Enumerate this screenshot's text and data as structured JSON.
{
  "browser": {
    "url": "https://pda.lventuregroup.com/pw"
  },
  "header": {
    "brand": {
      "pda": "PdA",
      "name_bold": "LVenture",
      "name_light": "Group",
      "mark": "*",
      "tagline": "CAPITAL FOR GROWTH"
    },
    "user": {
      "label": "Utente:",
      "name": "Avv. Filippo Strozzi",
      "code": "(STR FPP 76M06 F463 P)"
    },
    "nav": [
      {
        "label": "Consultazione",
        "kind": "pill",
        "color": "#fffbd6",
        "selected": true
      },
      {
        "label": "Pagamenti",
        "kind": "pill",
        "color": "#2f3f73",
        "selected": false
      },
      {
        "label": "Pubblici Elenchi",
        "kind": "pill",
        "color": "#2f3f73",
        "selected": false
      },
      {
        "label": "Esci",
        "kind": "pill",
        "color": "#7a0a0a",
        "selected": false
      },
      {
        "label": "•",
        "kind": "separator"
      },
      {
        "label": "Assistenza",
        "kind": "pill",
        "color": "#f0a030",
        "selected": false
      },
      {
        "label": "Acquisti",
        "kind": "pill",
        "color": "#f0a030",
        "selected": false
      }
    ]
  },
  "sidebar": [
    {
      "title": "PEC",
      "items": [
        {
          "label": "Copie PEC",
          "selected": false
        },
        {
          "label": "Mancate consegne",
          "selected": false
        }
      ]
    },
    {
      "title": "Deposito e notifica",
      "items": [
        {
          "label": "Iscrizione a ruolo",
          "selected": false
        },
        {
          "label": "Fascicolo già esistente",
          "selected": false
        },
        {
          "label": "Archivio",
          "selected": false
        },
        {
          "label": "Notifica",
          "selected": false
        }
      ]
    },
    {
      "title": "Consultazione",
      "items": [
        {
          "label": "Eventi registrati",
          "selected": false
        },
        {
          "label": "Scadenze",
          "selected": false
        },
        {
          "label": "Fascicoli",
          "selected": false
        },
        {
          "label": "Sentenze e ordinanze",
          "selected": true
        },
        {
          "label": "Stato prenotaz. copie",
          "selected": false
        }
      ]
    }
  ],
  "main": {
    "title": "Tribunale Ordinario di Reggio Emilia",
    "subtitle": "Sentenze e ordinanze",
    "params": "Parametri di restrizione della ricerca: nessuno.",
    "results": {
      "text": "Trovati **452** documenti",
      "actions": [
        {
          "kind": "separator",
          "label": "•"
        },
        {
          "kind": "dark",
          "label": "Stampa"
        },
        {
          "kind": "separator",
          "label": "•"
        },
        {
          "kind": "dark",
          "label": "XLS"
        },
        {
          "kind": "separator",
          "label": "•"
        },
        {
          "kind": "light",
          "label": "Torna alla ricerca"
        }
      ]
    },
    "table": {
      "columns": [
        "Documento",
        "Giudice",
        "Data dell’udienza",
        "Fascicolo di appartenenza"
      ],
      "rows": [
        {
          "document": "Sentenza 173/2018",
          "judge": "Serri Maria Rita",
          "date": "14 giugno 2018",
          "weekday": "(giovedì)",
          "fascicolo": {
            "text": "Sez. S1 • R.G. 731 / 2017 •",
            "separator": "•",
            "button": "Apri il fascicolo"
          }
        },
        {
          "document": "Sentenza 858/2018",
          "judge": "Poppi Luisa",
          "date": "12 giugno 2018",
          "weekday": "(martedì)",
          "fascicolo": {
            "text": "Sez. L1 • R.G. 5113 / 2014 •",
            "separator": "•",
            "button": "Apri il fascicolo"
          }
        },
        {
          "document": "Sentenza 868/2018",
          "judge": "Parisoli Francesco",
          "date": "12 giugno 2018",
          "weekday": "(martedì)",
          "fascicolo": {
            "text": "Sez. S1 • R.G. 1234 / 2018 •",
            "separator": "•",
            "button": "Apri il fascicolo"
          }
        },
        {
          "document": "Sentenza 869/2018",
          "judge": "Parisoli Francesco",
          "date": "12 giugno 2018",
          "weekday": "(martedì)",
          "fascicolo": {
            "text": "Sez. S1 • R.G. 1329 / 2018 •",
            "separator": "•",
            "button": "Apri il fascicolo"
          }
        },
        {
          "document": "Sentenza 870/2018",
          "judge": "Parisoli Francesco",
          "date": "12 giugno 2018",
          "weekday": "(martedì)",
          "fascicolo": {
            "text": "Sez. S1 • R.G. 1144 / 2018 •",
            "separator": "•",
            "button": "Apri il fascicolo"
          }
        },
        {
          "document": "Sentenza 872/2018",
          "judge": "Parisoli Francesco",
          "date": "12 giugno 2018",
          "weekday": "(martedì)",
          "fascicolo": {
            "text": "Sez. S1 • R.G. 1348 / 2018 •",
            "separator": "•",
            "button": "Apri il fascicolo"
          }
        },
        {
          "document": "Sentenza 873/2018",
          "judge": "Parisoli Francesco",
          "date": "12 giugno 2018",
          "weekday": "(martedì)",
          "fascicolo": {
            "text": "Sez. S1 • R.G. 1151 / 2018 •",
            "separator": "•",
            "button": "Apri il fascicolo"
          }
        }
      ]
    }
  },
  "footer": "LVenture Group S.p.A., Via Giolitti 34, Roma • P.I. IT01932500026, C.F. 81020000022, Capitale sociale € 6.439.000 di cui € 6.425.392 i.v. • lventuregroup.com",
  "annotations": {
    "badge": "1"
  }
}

WORK REQUIRED
All of the entries above should be written out again exactly.

EXERCISE ANSWER
Enumerate this screenshot's text and data as structured JSON.
{
  "browser": {
    "url": "https://pda.lventuregroup.com/pw"
  },
  "header": {
    "brand": {
      "pda": "PdA",
      "name_bold": "LVenture",
      "name_light": "Group",
      "mark": "*",
      "tagline": "CAPITAL FOR GROWTH"
    },
    "user": {
      "label": "Utente:",
      "name": "Avv. Filippo Strozzi",
      "code": "(STR FPP 76M06 F463 P)"
    },
    "nav": [
      {
        "label": "Consultazione",
        "kind": "pill",
        "color": "#fffbd6",
        "selected": true
      },
      {
        "label": "Pagamenti",
        "kind": "pill",
        "color": "#2f3f73",
        "selected": false
      },
      {
        "label": "Pubblici Elenchi",
        "kind": "pill",
        "color": "#2f3f73",
        "selected": false
      },
      {
        "label": "Esci",
        "kind": "pill",
        "color": "#7a0a0a",
        "selected": false
      },
      {
        "label": "•",
        "kind": "separator"
      },
      {
        "label": "Assistenza",
        "kind": "pill",
        "color": "#f0a030",
        "selected": false
      },
      {
        "label": "Acquisti",
        "kind": "pill",
        "color": "#f0a030",
        "selected": false
      }
    ]
  },
  "sidebar": [
    {
      "title": "PEC",
      "items": [
        {
          "label": "Copie PEC",
          "selected": false
        },
        {
          "label": "Mancate consegne",
          "selected": false
        }
      ]
    },
    {
      "title": "Deposito e notifica",
      "items": [
        {
          "label": "Iscrizione a ruolo",
          "selected": false
        },
        {
          "label": "Fascicolo già esistente",
          "selected": false
        },
        {
          "label": "Archivio",
          "selected": false
        },
        {
          "label": "Notifica",
          "selected": false
        }
      ]
    },
    {
      "title": "Consultazione",
      "items": [
        {
          "label": "Eventi registrati",
          "selected": false
        },
        {
          "label": "Scadenze",
          "selected": false
        },
        {
          "label": "Fascicoli",
          "selected": false
        },
        {
          "label": "Sentenze e ordinanze",
          "selected": true
        },
        {
          "label": "Stato prenotaz. copie",
          "selected": false
        }
      ]
    }
  ],
  "main": {
    "title": "Tribunale Ordinario di Reggio Emilia",
    "subtitle": "Sentenze e ordinanze",
    "params": "Parametri di restrizione della ricerca: nessuno.",
    "results": {
      "text": "Trovati **452** documenti",
      "actions": [
        {
          "kind": "separator",
          "label": "•"
        },
        {
          "kind": "dark",
          "label": "Stampa"
        },
        {
          "kind": "separator",
          "label": "•"
        },
        {
          "kind": "dark",
          "label": "XLS"
        },
        {
          "kind": "separator",
          "label": "•"
        },
        {
          "kind": "light",
          "label": "Torna alla ricerca"
        }
      ]
    },
    "table": {
      "columns": [
        "Documento",
        "Giudice",
        "Data dell’udienza",
        "Fascicolo di appartenenza"
      ],
      "rows": [
        {
          "document": "Sentenza 173/2018",
          "judge": "Serri Maria Rita",
          "date": "14 giugno 2018",
          "weekday": "(giovedì)",
          "fascicolo": {
            "text": "Sez. S1 • R.G. 731 / 2017 •",
            "separator": "•",
            "button": "Apri il fascicolo"
          }
        },
        {
          "document": "Sentenza 858/2018",
          "judge": "Poppi Luisa",
          "date": "12 giugno 2018",
          "weekday": "(martedì)",
          "fascicolo": {
            "text": "Sez. L1 • R.G. 5113 / 2014 •",
            "separator": "•",
            "button": "Apri il fascicolo"
          }
        },
        {
          "document": "Sentenza 868/2018",
          "judge": "Parisoli Francesco",
          "date": "12 giugno 2018",
          "weekday": "(martedì)",
          "fascicolo": {
            "text": "Sez. S1 • R.G. 1234 / 2018 •",
            "separator": "•",
            "button": "Apri il fascicolo"
          }
        },
        {
          "document": "Sentenza 869/2018",
          "judge": "Parisoli Francesco",
          "date": "12 giugno 2018",
          "weekday": "(martedì)",
          "fascicolo": {
            "text": "Sez. S1 • R.G. 1329 / 2018 •",
            "separator": "•",
            "button": "Apri il fascicolo"
          }
        },
        {
          "document": "Sentenza 870/2018",
          "judge": "Parisoli Francesco",
          "date": "12 giugno 2018",
          "weekday": "(martedì)",
          "fascicolo": {
            "text": "Sez. S1 • R.G. 1144 / 2018 •",
            "separator": "•",
            "button": "Apri il fascicolo"
          }
        },
        {
          "document": "Sentenza 872/2018",
          "judge": "Parisoli Francesco",
          "date": "12 giugno 2018",
          "weekday": "(martedì)",
          "fascicolo": {
            "text": "Sez. S1 • R.G. 1348 / 2018 •",
            "separator": "•",
            "button": "Apri il fascicolo"
          }
        },
        {
          "document": "Sentenza 873/2018",
          "judge": "Parisoli Francesco",
          "date": "12 giugno 2018",
          "weekday": "(martedì)",
          "fascicolo": {
            "text": "Sez. S1 • R.G. 1151 / 2018 •",
            "separator": "•",
            "button": "Apri il fascicolo"
          }
        }
      ]
    }
  },
  "footer": "LVenture Group S.p.A., Via Giolitti 34, Roma • P.I. IT01932500026, C.F. 81020000022, Capitale sociale € 6.439.000 di cui € 6.425.392 i.v. • lventuregroup.com",
  "annotations": {
    "badge": "1"
  }
}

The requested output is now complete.